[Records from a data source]
________________

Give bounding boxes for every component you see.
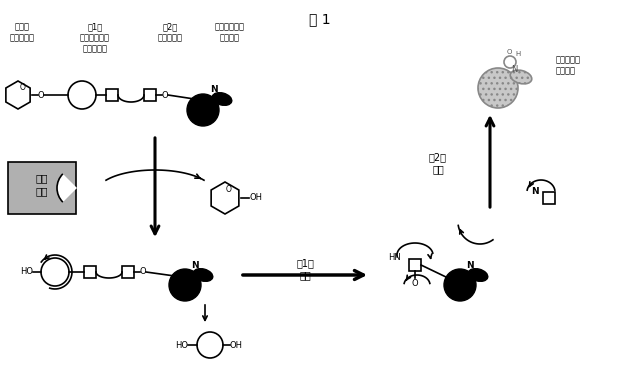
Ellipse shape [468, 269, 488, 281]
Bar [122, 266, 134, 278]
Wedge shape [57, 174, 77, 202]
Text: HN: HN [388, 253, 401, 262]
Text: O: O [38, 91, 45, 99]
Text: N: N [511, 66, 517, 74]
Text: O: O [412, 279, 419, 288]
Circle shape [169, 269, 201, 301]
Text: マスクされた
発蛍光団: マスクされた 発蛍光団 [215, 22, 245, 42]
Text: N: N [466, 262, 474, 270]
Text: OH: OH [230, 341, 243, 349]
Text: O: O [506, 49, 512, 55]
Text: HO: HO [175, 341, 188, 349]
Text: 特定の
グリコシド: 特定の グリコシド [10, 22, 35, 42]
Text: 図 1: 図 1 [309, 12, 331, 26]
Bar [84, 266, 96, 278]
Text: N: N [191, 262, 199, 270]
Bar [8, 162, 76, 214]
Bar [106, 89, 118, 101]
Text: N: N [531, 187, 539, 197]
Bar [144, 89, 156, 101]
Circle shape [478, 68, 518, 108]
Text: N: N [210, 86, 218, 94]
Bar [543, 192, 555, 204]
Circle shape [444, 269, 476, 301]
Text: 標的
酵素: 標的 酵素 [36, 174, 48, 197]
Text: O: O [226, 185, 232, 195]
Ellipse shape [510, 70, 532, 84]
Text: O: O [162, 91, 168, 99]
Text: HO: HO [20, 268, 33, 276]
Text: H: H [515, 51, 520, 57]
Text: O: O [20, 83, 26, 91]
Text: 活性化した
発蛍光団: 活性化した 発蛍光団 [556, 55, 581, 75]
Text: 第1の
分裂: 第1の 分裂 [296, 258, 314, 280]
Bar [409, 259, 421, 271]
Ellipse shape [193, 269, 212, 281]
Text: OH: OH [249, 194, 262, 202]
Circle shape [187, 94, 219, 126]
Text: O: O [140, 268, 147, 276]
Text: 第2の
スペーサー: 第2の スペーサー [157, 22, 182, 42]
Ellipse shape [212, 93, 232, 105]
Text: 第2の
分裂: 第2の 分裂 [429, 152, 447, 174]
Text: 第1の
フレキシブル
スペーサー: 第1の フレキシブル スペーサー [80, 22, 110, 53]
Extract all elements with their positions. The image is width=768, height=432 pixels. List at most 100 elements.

________________

Copy every line of the items above into your answer, changing nothing, but leave out the pictures.

Give bounding boxes for every component you see.
Ellipse shape [468, 269, 488, 281]
Bar [122, 266, 134, 278]
Wedge shape [57, 174, 77, 202]
Text: HN: HN [388, 253, 401, 262]
Text: O: O [38, 91, 45, 99]
Text: N: N [511, 66, 517, 74]
Text: O: O [412, 279, 419, 288]
Circle shape [169, 269, 201, 301]
Text: マスクされた
発蛍光団: マスクされた 発蛍光団 [215, 22, 245, 42]
Text: N: N [466, 262, 474, 270]
Text: OH: OH [230, 341, 243, 349]
Text: O: O [506, 49, 512, 55]
Text: HO: HO [175, 341, 188, 349]
Text: 特定の
グリコシド: 特定の グリコシド [10, 22, 35, 42]
Text: 図 1: 図 1 [309, 12, 331, 26]
Bar [84, 266, 96, 278]
Text: N: N [191, 262, 199, 270]
Bar [8, 162, 76, 214]
Bar [106, 89, 118, 101]
Text: N: N [531, 187, 539, 197]
Bar [144, 89, 156, 101]
Circle shape [478, 68, 518, 108]
Text: N: N [210, 86, 218, 94]
Bar [543, 192, 555, 204]
Circle shape [444, 269, 476, 301]
Text: 標的
酵素: 標的 酵素 [36, 174, 48, 197]
Text: O: O [226, 185, 232, 195]
Ellipse shape [510, 70, 532, 84]
Text: O: O [162, 91, 168, 99]
Text: HO: HO [20, 268, 33, 276]
Text: H: H [515, 51, 520, 57]
Text: O: O [20, 83, 26, 91]
Text: 活性化した
発蛍光団: 活性化した 発蛍光団 [556, 55, 581, 75]
Text: 第1の
分裂: 第1の 分裂 [296, 258, 314, 280]
Bar [409, 259, 421, 271]
Ellipse shape [193, 269, 212, 281]
Text: OH: OH [249, 194, 262, 202]
Circle shape [187, 94, 219, 126]
Text: O: O [140, 268, 147, 276]
Text: 第2の
スペーサー: 第2の スペーサー [157, 22, 182, 42]
Ellipse shape [212, 93, 232, 105]
Text: 第2の
分裂: 第2の 分裂 [429, 152, 447, 174]
Text: 第1の
フレキシブル
スペーサー: 第1の フレキシブル スペーサー [80, 22, 110, 53]
Extract all elements with their positions. The image is width=768, height=432 pixels. List at most 100 elements.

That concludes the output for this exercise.